» Do this
Scan the material for the word "Management", and copy each line where it shows up.

» Items listed in a dataset
- - - -

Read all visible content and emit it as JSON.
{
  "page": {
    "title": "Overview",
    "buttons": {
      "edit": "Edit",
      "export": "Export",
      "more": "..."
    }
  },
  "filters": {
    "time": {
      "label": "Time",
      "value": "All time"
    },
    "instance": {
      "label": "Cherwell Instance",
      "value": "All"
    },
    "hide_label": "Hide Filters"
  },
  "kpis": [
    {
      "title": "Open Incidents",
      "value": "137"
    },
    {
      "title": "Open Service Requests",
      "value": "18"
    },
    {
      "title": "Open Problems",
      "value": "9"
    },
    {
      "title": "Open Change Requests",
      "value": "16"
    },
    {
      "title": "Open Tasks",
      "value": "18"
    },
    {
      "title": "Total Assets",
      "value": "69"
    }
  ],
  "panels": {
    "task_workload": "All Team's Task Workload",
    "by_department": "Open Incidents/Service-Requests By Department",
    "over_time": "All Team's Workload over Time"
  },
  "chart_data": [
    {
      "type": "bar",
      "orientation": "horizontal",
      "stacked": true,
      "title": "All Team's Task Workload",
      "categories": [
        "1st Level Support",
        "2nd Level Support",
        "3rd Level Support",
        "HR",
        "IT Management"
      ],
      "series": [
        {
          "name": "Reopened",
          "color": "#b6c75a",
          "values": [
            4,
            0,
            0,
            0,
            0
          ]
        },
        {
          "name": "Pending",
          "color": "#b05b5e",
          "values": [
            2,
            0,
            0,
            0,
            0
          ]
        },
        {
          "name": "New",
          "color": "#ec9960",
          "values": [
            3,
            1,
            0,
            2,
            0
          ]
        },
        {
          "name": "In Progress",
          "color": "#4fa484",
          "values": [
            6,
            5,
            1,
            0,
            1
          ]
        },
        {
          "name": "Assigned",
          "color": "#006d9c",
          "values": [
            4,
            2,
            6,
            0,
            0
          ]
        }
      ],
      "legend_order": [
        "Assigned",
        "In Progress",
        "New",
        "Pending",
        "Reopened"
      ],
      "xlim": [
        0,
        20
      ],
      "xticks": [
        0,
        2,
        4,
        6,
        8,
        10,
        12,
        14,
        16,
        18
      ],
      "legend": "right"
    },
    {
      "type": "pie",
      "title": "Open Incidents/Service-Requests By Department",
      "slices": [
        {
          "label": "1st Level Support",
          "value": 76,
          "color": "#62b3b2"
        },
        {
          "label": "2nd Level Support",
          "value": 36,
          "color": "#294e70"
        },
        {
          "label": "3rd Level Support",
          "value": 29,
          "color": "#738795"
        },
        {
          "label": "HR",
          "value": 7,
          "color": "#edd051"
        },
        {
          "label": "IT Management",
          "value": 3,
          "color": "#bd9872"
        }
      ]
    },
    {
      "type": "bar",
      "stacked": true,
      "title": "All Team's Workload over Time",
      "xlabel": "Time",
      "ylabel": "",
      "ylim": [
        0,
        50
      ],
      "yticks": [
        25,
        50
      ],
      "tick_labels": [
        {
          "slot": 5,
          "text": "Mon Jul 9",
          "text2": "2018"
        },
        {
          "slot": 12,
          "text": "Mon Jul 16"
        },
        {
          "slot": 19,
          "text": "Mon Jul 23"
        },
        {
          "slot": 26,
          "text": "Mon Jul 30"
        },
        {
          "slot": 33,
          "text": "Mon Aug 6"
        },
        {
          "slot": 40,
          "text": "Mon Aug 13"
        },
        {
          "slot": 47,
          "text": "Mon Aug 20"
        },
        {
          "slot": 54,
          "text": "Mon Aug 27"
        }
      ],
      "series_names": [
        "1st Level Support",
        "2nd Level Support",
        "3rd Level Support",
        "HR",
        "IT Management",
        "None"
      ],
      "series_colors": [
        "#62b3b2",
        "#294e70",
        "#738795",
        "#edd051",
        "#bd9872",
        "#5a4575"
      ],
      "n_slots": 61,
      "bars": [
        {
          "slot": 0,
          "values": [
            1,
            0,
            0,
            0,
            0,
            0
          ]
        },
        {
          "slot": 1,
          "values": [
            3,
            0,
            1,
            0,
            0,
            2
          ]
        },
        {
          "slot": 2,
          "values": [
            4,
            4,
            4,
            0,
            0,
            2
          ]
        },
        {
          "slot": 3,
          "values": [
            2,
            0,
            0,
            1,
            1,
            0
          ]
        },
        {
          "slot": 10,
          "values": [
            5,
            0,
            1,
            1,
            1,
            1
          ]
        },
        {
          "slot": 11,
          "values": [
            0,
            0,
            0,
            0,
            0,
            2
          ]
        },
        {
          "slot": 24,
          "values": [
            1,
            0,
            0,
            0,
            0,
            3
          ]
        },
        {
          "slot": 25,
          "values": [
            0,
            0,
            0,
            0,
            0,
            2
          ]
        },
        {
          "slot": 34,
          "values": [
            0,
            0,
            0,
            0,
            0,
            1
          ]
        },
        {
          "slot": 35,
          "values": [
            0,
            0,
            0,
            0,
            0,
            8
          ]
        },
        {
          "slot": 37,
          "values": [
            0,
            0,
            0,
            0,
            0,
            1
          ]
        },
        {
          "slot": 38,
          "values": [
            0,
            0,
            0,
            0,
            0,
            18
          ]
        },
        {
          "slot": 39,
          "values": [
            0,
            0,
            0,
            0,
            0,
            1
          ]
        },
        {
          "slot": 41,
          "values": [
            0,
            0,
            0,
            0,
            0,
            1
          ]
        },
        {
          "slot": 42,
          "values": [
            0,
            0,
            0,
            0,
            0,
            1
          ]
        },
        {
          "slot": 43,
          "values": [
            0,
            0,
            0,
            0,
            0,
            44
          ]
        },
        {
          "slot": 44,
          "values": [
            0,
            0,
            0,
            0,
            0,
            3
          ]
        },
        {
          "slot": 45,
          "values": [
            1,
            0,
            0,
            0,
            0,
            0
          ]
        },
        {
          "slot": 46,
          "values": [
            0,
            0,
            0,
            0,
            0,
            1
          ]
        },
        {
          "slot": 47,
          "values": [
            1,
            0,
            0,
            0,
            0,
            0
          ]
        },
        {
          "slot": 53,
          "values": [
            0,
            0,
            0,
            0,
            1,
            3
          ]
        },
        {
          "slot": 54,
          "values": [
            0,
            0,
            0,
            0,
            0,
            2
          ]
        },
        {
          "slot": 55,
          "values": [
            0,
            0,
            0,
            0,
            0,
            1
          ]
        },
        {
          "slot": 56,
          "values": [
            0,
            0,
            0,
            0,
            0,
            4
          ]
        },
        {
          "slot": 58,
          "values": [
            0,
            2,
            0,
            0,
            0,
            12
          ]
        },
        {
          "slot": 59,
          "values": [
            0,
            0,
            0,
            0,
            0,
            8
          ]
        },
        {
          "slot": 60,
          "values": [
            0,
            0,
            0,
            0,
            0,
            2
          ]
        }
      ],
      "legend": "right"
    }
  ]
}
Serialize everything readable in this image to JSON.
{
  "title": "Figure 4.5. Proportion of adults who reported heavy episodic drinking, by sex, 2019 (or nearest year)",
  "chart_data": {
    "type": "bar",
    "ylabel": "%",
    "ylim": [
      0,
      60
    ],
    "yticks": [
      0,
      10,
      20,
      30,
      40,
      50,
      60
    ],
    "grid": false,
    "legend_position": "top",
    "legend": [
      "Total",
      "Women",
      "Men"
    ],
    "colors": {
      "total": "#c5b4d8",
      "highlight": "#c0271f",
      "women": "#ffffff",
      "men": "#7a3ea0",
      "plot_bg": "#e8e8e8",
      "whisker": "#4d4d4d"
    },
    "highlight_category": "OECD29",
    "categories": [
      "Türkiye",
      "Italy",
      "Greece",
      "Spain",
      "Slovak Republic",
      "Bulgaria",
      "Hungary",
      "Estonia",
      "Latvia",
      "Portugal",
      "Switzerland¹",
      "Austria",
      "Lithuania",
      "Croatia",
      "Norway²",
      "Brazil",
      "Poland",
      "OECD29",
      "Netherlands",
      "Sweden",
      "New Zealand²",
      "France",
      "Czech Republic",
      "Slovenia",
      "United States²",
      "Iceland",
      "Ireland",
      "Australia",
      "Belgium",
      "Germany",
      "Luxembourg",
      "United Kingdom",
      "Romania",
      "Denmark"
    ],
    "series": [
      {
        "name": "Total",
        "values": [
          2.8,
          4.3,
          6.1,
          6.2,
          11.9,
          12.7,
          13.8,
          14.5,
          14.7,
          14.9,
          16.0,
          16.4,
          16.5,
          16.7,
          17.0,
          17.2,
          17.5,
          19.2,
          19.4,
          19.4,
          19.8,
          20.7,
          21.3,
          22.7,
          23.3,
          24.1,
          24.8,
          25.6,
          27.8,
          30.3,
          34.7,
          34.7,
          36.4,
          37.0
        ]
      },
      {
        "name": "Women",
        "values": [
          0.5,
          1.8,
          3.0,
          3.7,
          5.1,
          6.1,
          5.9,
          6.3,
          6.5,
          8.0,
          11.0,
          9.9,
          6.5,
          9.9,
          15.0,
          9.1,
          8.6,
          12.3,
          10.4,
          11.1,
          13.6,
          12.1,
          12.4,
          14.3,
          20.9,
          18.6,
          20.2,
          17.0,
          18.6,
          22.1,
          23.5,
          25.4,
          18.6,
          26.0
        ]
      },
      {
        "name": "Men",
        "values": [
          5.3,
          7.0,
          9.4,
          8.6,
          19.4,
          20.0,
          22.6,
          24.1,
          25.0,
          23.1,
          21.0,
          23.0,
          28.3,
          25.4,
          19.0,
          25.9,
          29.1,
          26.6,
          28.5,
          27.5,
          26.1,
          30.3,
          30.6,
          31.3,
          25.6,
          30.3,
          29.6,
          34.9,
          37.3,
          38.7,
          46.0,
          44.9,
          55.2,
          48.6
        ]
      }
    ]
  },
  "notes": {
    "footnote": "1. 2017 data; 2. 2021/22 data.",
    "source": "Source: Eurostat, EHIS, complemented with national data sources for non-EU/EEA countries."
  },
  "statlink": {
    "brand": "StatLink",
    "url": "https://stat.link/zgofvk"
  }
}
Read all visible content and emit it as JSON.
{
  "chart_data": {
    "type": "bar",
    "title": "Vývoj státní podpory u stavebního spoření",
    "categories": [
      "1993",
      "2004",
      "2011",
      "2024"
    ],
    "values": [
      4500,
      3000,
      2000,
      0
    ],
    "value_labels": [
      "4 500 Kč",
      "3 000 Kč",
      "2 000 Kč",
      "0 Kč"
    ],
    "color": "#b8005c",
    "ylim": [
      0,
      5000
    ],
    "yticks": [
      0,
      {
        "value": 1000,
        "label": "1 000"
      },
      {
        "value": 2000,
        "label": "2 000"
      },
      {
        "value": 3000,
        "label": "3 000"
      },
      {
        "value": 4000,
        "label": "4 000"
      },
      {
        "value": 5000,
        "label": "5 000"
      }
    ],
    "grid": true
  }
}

- - - -

» Full answer
        "IT Management"
          "label": "IT Management",
        "IT Management",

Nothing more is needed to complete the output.